Collection entries:
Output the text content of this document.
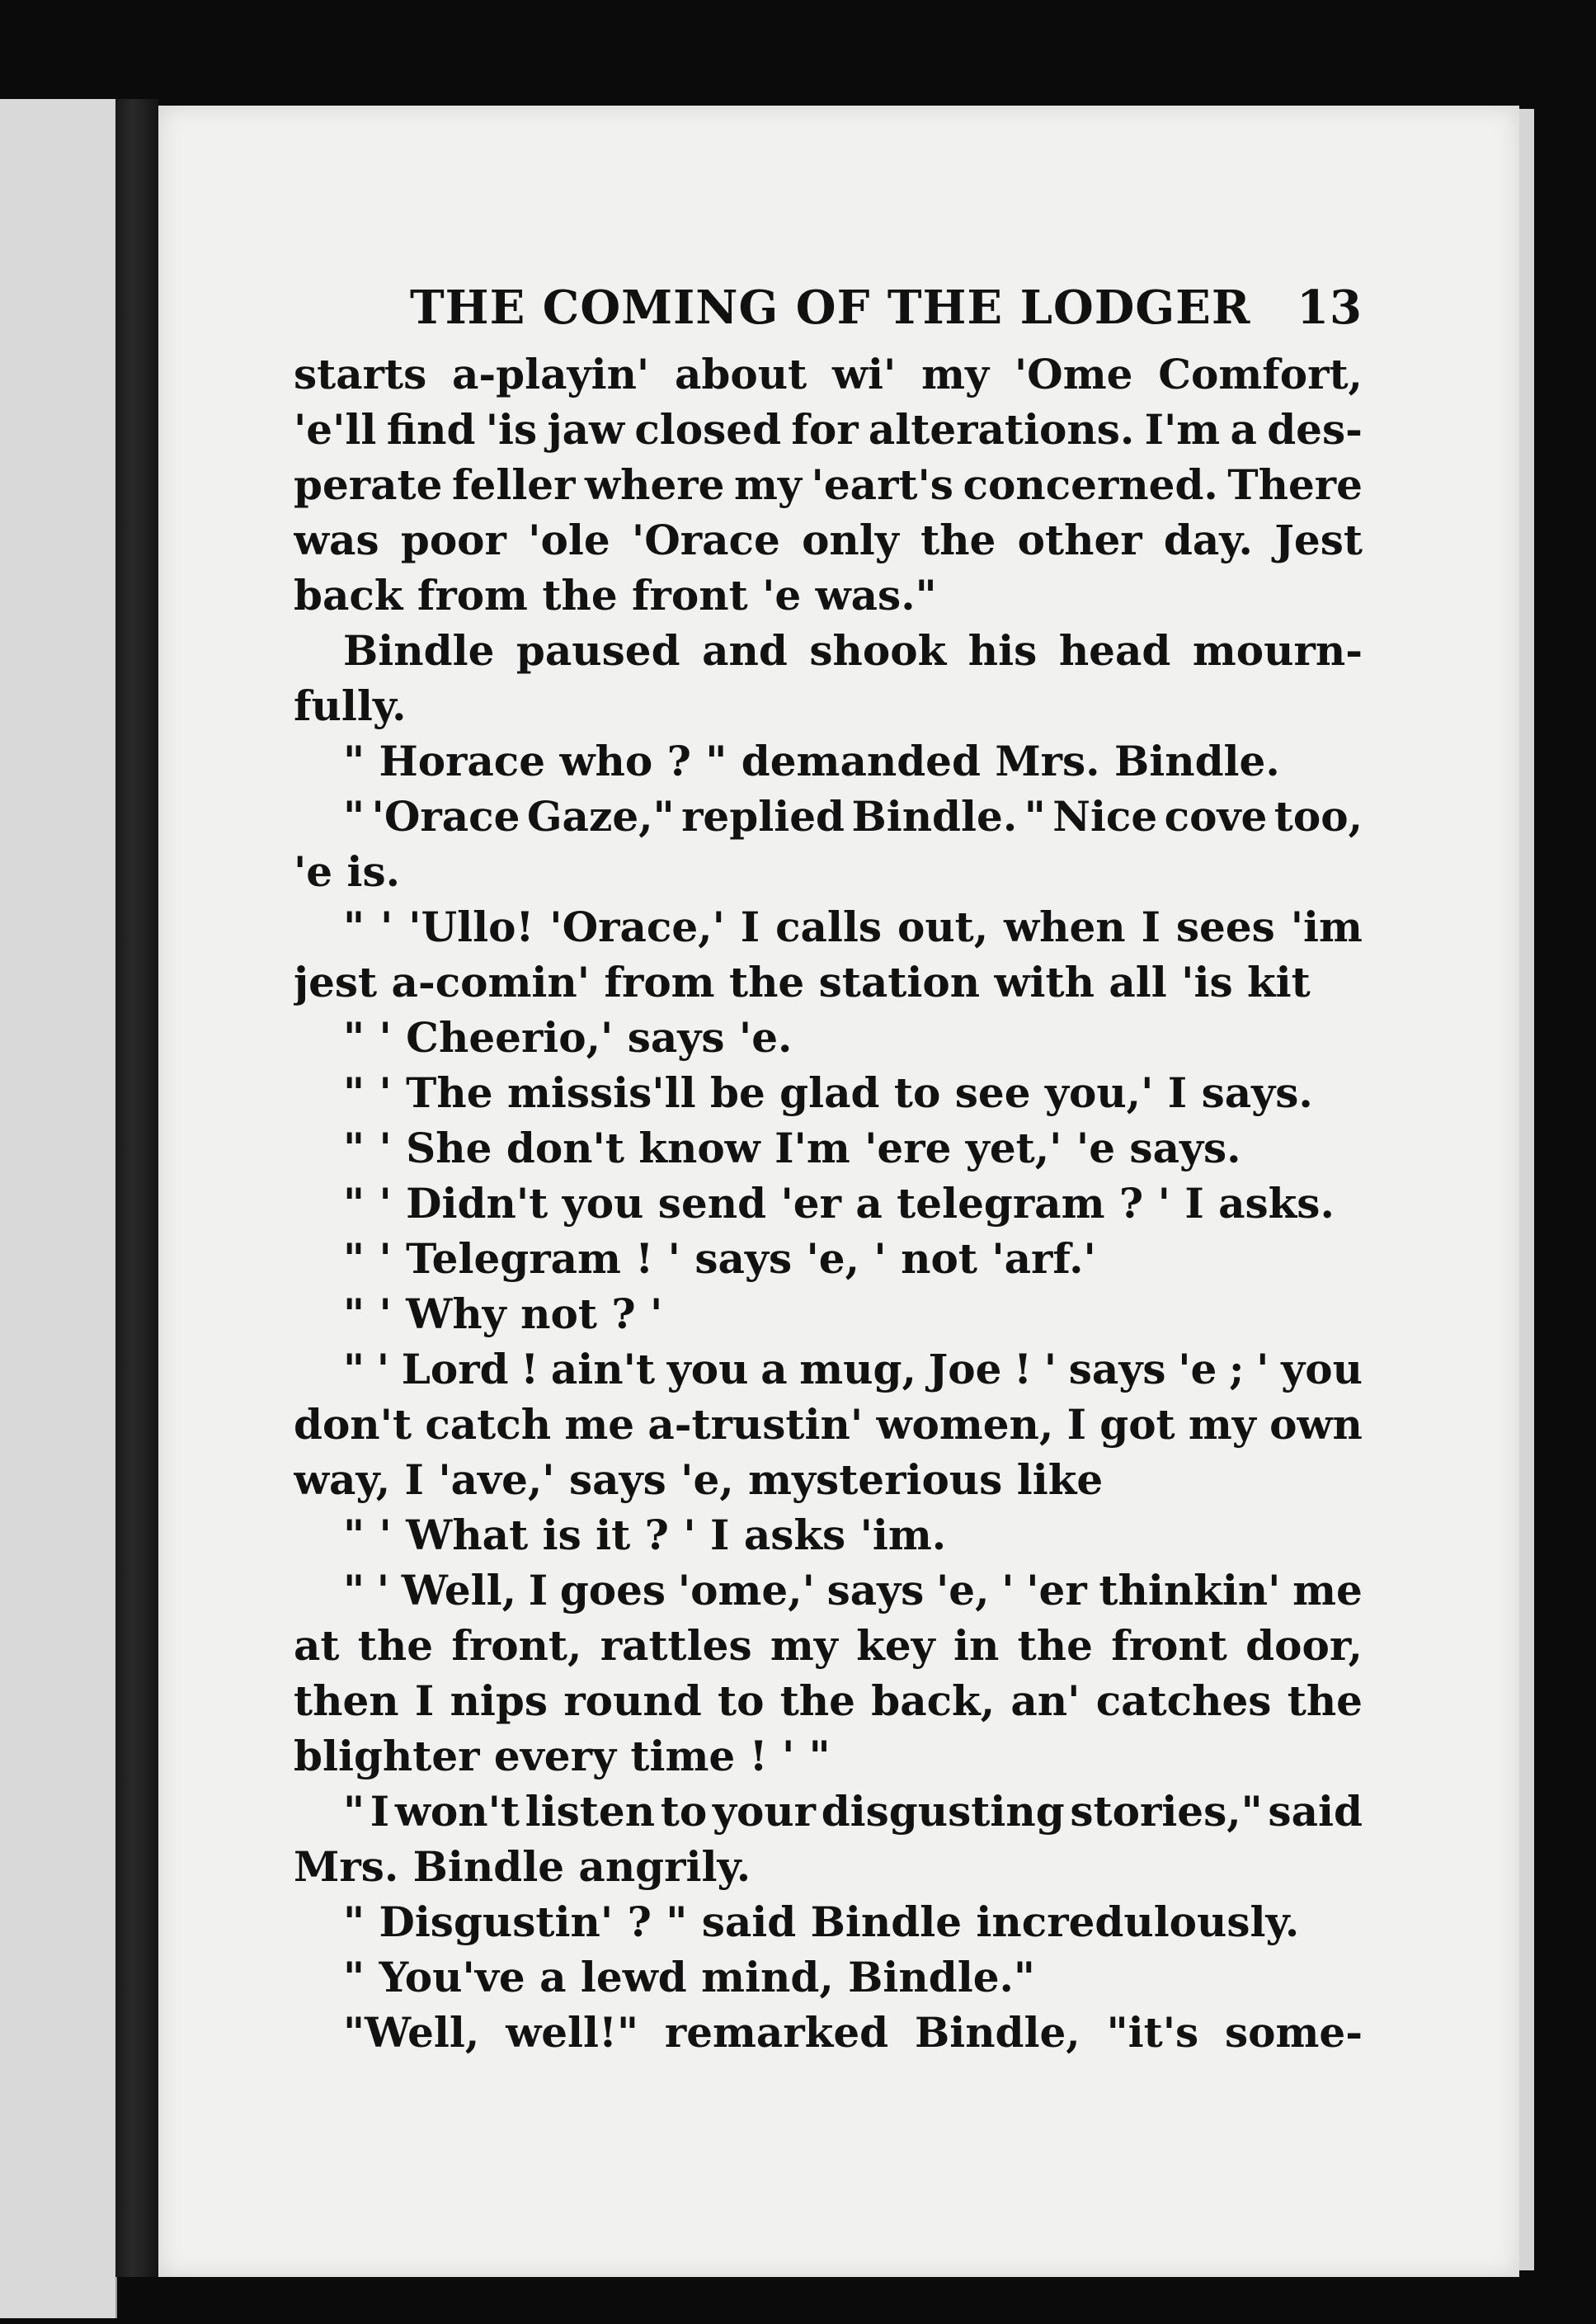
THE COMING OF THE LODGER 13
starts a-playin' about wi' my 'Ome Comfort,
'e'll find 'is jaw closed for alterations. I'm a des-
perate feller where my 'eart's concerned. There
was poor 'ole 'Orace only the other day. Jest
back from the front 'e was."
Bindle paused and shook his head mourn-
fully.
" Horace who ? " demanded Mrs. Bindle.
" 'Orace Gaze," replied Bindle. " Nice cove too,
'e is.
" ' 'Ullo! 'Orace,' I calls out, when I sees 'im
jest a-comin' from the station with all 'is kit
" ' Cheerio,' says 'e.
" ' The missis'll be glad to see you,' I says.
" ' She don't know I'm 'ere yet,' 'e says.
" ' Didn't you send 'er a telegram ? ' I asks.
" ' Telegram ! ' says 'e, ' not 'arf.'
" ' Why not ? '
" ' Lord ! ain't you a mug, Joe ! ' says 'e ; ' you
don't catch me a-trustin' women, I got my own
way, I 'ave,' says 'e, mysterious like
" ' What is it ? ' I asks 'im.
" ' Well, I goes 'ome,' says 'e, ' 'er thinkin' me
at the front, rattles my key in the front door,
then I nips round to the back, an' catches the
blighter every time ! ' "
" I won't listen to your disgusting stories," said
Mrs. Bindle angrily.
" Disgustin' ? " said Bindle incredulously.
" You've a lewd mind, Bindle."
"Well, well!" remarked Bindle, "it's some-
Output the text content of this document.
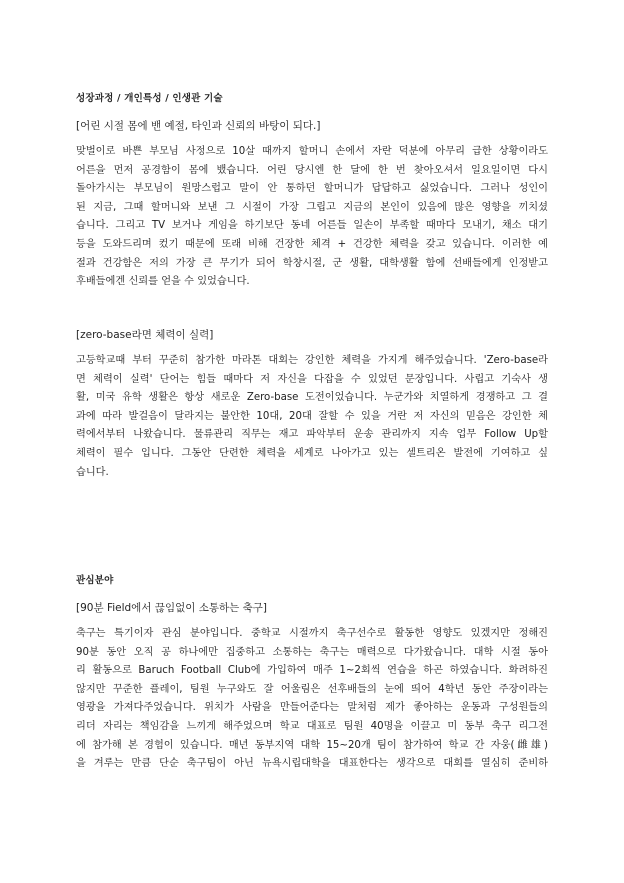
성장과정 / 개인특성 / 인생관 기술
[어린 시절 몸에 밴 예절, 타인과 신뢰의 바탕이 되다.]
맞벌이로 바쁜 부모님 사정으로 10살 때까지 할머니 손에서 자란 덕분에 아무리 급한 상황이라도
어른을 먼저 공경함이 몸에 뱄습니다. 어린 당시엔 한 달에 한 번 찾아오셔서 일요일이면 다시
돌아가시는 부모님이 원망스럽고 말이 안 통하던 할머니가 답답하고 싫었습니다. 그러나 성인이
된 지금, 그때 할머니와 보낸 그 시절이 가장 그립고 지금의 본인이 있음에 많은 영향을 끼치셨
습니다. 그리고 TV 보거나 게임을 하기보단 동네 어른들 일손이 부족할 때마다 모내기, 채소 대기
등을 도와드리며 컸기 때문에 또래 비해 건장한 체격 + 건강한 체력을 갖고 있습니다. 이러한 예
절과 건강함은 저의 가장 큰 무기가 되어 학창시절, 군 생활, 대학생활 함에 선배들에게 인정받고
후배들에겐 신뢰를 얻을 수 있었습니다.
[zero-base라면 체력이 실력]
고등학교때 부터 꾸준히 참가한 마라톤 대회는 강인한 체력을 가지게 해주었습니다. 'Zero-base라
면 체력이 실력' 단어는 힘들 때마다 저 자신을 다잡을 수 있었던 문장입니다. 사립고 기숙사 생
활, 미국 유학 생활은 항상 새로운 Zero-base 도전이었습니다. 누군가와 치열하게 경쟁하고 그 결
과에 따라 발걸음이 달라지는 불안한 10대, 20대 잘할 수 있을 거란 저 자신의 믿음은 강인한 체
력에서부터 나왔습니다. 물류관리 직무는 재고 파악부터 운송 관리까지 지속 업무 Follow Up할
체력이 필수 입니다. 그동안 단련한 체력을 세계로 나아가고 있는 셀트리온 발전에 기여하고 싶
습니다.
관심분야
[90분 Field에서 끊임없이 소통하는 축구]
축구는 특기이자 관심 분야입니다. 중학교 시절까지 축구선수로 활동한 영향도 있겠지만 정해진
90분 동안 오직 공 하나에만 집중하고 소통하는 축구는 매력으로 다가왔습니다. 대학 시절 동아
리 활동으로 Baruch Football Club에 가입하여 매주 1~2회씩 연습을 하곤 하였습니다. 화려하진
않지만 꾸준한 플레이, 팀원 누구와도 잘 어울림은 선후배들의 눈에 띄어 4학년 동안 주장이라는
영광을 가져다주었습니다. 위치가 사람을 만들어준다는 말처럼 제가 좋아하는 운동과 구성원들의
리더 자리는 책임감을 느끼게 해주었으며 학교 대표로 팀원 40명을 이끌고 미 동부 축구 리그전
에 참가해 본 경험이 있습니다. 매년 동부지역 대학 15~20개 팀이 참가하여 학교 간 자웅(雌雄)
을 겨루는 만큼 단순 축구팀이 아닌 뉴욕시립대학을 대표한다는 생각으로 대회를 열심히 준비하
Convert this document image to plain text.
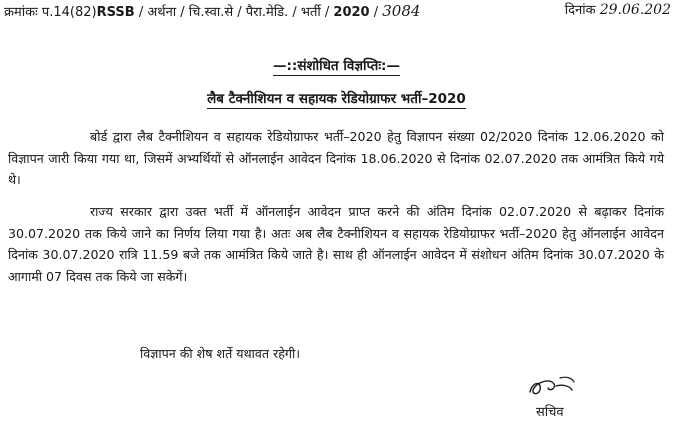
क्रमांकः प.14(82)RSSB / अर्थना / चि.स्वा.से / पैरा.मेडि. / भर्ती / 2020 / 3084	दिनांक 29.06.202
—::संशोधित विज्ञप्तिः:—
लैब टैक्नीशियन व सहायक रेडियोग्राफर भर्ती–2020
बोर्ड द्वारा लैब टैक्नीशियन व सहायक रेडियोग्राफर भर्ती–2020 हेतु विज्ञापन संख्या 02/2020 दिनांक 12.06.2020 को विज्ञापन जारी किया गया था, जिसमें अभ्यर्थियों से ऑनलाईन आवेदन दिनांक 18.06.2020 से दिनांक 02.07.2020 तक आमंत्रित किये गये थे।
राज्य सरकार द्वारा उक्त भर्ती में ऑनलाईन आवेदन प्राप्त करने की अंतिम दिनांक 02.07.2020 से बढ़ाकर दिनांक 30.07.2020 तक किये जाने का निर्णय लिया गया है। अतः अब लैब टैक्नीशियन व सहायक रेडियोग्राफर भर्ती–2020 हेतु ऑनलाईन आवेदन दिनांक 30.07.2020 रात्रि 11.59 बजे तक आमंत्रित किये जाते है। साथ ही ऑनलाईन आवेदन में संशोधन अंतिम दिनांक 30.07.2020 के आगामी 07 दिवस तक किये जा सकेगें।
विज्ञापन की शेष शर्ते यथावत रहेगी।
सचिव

> Set problem: Pictures are to be left out; the records above must be repeated word for word.

> Output of the exercise:
Output the text content of this document.
THE COMING OF THE LODGER 13
starts a-playin' about wi' my 'Ome Comfort,
'e'll find 'is jaw closed for alterations. I'm a des-
perate feller where my 'eart's concerned. There
was poor 'ole 'Orace only the other day. Jest
back from the front 'e was."
Bindle paused and shook his head mourn-
fully.
" Horace who ? " demanded Mrs. Bindle.
" 'Orace Gaze," replied Bindle. " Nice cove too,
'e is.
" ' 'Ullo! 'Orace,' I calls out, when I sees 'im
jest a-comin' from the station with all 'is kit
" ' Cheerio,' says 'e.
" ' The missis'll be glad to see you,' I says.
" ' She don't know I'm 'ere yet,' 'e says.
" ' Didn't you send 'er a telegram ? ' I asks.
" ' Telegram ! ' says 'e, ' not 'arf.'
" ' Why not ? '
" ' Lord ! ain't you a mug, Joe ! ' says 'e ; ' you
don't catch me a-trustin' women, I got my own
way, I 'ave,' says 'e, mysterious like
" ' What is it ? ' I asks 'im.
" ' Well, I goes 'ome,' says 'e, ' 'er thinkin' me
at the front, rattles my key in the front door,
then I nips round to the back, an' catches the
blighter every time ! ' "
" I won't listen to your disgusting stories," said
Mrs. Bindle angrily.
" Disgustin' ? " said Bindle incredulously.
" You've a lewd mind, Bindle."
"Well, well!" remarked Bindle, "it's some-
Output the text content of this document.
성장과정 / 개인특성 / 인생관 기술
[어린 시절 몸에 밴 예절, 타인과 신뢰의 바탕이 되다.]
맞벌이로 바쁜 부모님 사정으로 10살 때까지 할머니 손에서 자란 덕분에 아무리 급한 상황이라도
어른을 먼저 공경함이 몸에 뱄습니다. 어린 당시엔 한 달에 한 번 찾아오셔서 일요일이면 다시
돌아가시는 부모님이 원망스럽고 말이 안 통하던 할머니가 답답하고 싫었습니다. 그러나 성인이
된 지금, 그때 할머니와 보낸 그 시절이 가장 그립고 지금의 본인이 있음에 많은 영향을 끼치셨
습니다. 그리고 TV 보거나 게임을 하기보단 동네 어른들 일손이 부족할 때마다 모내기, 채소 대기
등을 도와드리며 컸기 때문에 또래 비해 건장한 체격 + 건강한 체력을 갖고 있습니다. 이러한 예
절과 건강함은 저의 가장 큰 무기가 되어 학창시절, 군 생활, 대학생활 함에 선배들에게 인정받고
후배들에겐 신뢰를 얻을 수 있었습니다.
[zero-base라면 체력이 실력]
고등학교때 부터 꾸준히 참가한 마라톤 대회는 강인한 체력을 가지게 해주었습니다. 'Zero-base라
면 체력이 실력' 단어는 힘들 때마다 저 자신을 다잡을 수 있었던 문장입니다. 사립고 기숙사 생
활, 미국 유학 생활은 항상 새로운 Zero-base 도전이었습니다. 누군가와 치열하게 경쟁하고 그 결
과에 따라 발걸음이 달라지는 불안한 10대, 20대 잘할 수 있을 거란 저 자신의 믿음은 강인한 체
력에서부터 나왔습니다. 물류관리 직무는 재고 파악부터 운송 관리까지 지속 업무 Follow Up할
체력이 필수 입니다. 그동안 단련한 체력을 세계로 나아가고 있는 셀트리온 발전에 기여하고 싶
습니다.
관심분야
[90분 Field에서 끊임없이 소통하는 축구]
축구는 특기이자 관심 분야입니다. 중학교 시절까지 축구선수로 활동한 영향도 있겠지만 정해진
90분 동안 오직 공 하나에만 집중하고 소통하는 축구는 매력으로 다가왔습니다. 대학 시절 동아
리 활동으로 Baruch Football Club에 가입하여 매주 1~2회씩 연습을 하곤 하였습니다. 화려하진
않지만 꾸준한 플레이, 팀원 누구와도 잘 어울림은 선후배들의 눈에 띄어 4학년 동안 주장이라는
영광을 가져다주었습니다. 위치가 사람을 만들어준다는 말처럼 제가 좋아하는 운동과 구성원들의
리더 자리는 책임감을 느끼게 해주었으며 학교 대표로 팀원 40명을 이끌고 미 동부 축구 리그전
에 참가해 본 경험이 있습니다. 매년 동부지역 대학 15~20개 팀이 참가하여 학교 간 자웅(雌雄)
을 겨루는 만큼 단순 축구팀이 아닌 뉴욕시립대학을 대표한다는 생각으로 대회를 열심히 준비하
Convert this document image to plain text.
क्रमांकः प.14(82)RSSB / अर्थना / चि.स्वा.से / पैरा.मेडि. / भर्ती / 2020 / 3084	दिनांक 29.06.202
—::संशोधित विज्ञप्तिः:—
लैब टैक्नीशियन व सहायक रेडियोग्राफर भर्ती–2020
बोर्ड द्वारा लैब टैक्नीशियन व सहायक रेडियोग्राफर भर्ती–2020 हेतु विज्ञापन संख्या 02/2020 दिनांक 12.06.2020 को विज्ञापन जारी किया गया था, जिसमें अभ्यर्थियों से ऑनलाईन आवेदन दिनांक 18.06.2020 से दिनांक 02.07.2020 तक आमंत्रित किये गये थे।
राज्य सरकार द्वारा उक्त भर्ती में ऑनलाईन आवेदन प्राप्त करने की अंतिम दिनांक 02.07.2020 से बढ़ाकर दिनांक 30.07.2020 तक किये जाने का निर्णय लिया गया है। अतः अब लैब टैक्नीशियन व सहायक रेडियोग्राफर भर्ती–2020 हेतु ऑनलाईन आवेदन दिनांक 30.07.2020 रात्रि 11.59 बजे तक आमंत्रित किये जाते है। साथ ही ऑनलाईन आवेदन में संशोधन अंतिम दिनांक 30.07.2020 के आगामी 07 दिवस तक किये जा सकेगें।
विज्ञापन की शेष शर्ते यथावत रहेगी।
सचिव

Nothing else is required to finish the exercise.